__Directions for this task__.
Nothing but the records, transcribed exactly, should appear in the answer; leave the pictures out.

__Data to use__.
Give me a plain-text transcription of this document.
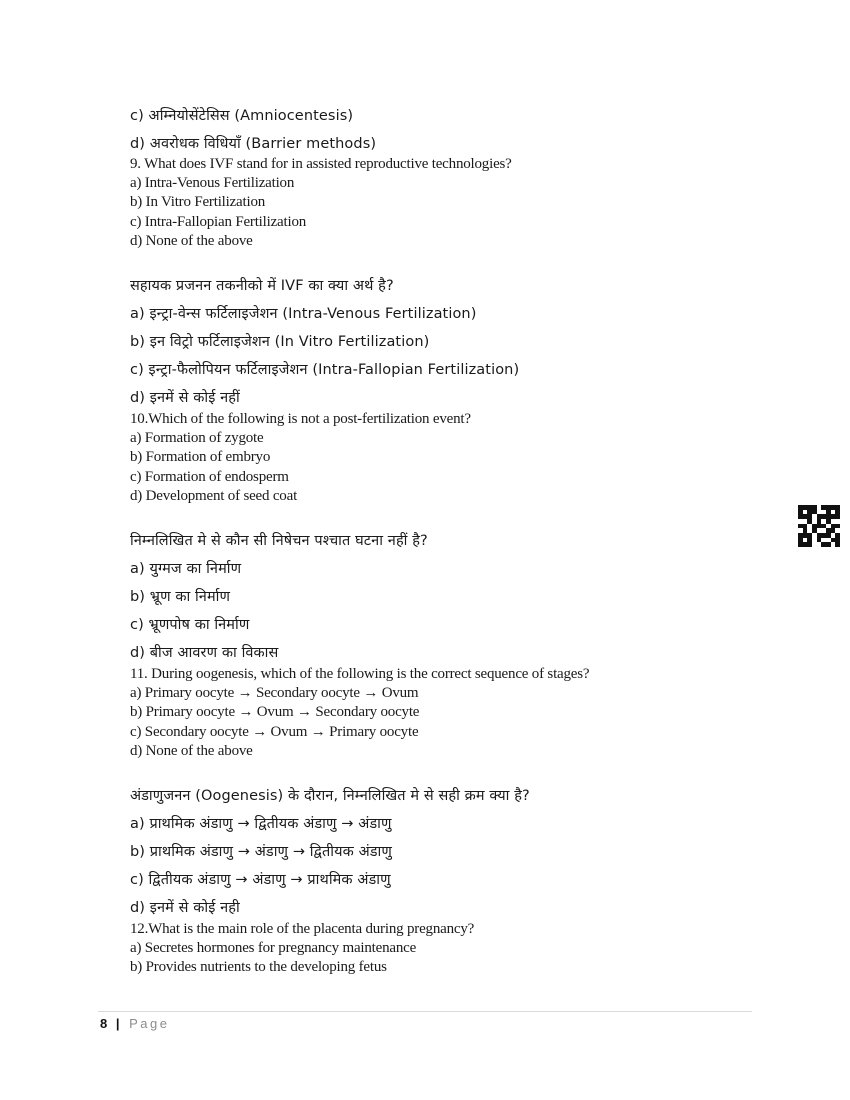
c) अम्नियोसेंटेसिस (Amniocentesis)
d) अवरोधक विधियाँ (Barrier methods)
9. What does IVF stand for in assisted reproductive technologies?
a) Intra-Venous Fertilization
b) In Vitro Fertilization
c) Intra-Fallopian Fertilization
d) None of the above
सहायक प्रजनन तकनीको में IVF का क्या अर्थ है?
a) इन्ट्रा-वेन्स फर्टिलाइजेशन (Intra-Venous Fertilization)
b) इन विट्रो फर्टिलाइजेशन (In Vitro Fertilization)
c) इन्ट्रा-फैलोपियन फर्टिलाइजेशन (Intra-Fallopian Fertilization)
d) इनमें से कोई नहीं
10.Which of the following is not a post-fertilization event?
a) Formation of zygote
b) Formation of embryo
c) Formation of endosperm
d) Development of seed coat
निम्नलिखित मे से कौन सी निषेचन पश्चात घटना नहीं है?
a) युग्मज का निर्माण
b) भ्रूण का निर्माण
c) भ्रूणपोष का निर्माण
d) बीज आवरण का विकास
11. During oogenesis, which of the following is the correct sequence of stages?
a) Primary oocyte → Secondary oocyte → Ovum
b) Primary oocyte → Ovum → Secondary oocyte
c) Secondary oocyte → Ovum → Primary oocyte
d) None of the above
अंडाणुजनन (Oogenesis) के दौरान, निम्नलिखित मे से सही क्रम क्या है?
a) प्राथमिक अंडाणु → द्वितीयक अंडाणु → अंडाणु
b) प्राथमिक अंडाणु → अंडाणु → द्वितीयक अंडाणु
c) द्वितीयक अंडाणु → अंडाणु → प्राथमिक अंडाणु
d) इनमें से कोई नही
12.What is the main role of the placenta during pregnancy?
a) Secretes hormones for pregnancy maintenance
b) Provides nutrients to the developing fetus
8 | Page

__Problem solution__.
Give me a plain-text transcription of this document.
c) अम्नियोसेंटेसिस (Amniocentesis)
d) अवरोधक विधियाँ (Barrier methods)
9. What does IVF stand for in assisted reproductive technologies?
a) Intra-Venous Fertilization
b) In Vitro Fertilization
c) Intra-Fallopian Fertilization
d) None of the above
सहायक प्रजनन तकनीको में IVF का क्या अर्थ है?
a) इन्ट्रा-वेन्स फर्टिलाइजेशन (Intra-Venous Fertilization)
b) इन विट्रो फर्टिलाइजेशन (In Vitro Fertilization)
c) इन्ट्रा-फैलोपियन फर्टिलाइजेशन (Intra-Fallopian Fertilization)
d) इनमें से कोई नहीं
10.Which of the following is not a post-fertilization event?
a) Formation of zygote
b) Formation of embryo
c) Formation of endosperm
d) Development of seed coat
निम्नलिखित मे से कौन सी निषेचन पश्चात घटना नहीं है?
a) युग्मज का निर्माण
b) भ्रूण का निर्माण
c) भ्रूणपोष का निर्माण
d) बीज आवरण का विकास
11. During oogenesis, which of the following is the correct sequence of stages?
a) Primary oocyte → Secondary oocyte → Ovum
b) Primary oocyte → Ovum → Secondary oocyte
c) Secondary oocyte → Ovum → Primary oocyte
d) None of the above
अंडाणुजनन (Oogenesis) के दौरान, निम्नलिखित मे से सही क्रम क्या है?
a) प्राथमिक अंडाणु → द्वितीयक अंडाणु → अंडाणु
b) प्राथमिक अंडाणु → अंडाणु → द्वितीयक अंडाणु
c) द्वितीयक अंडाणु → अंडाणु → प्राथमिक अंडाणु
d) इनमें से कोई नही
12.What is the main role of the placenta during pregnancy?
a) Secretes hormones for pregnancy maintenance
b) Provides nutrients to the developing fetus
8 | Page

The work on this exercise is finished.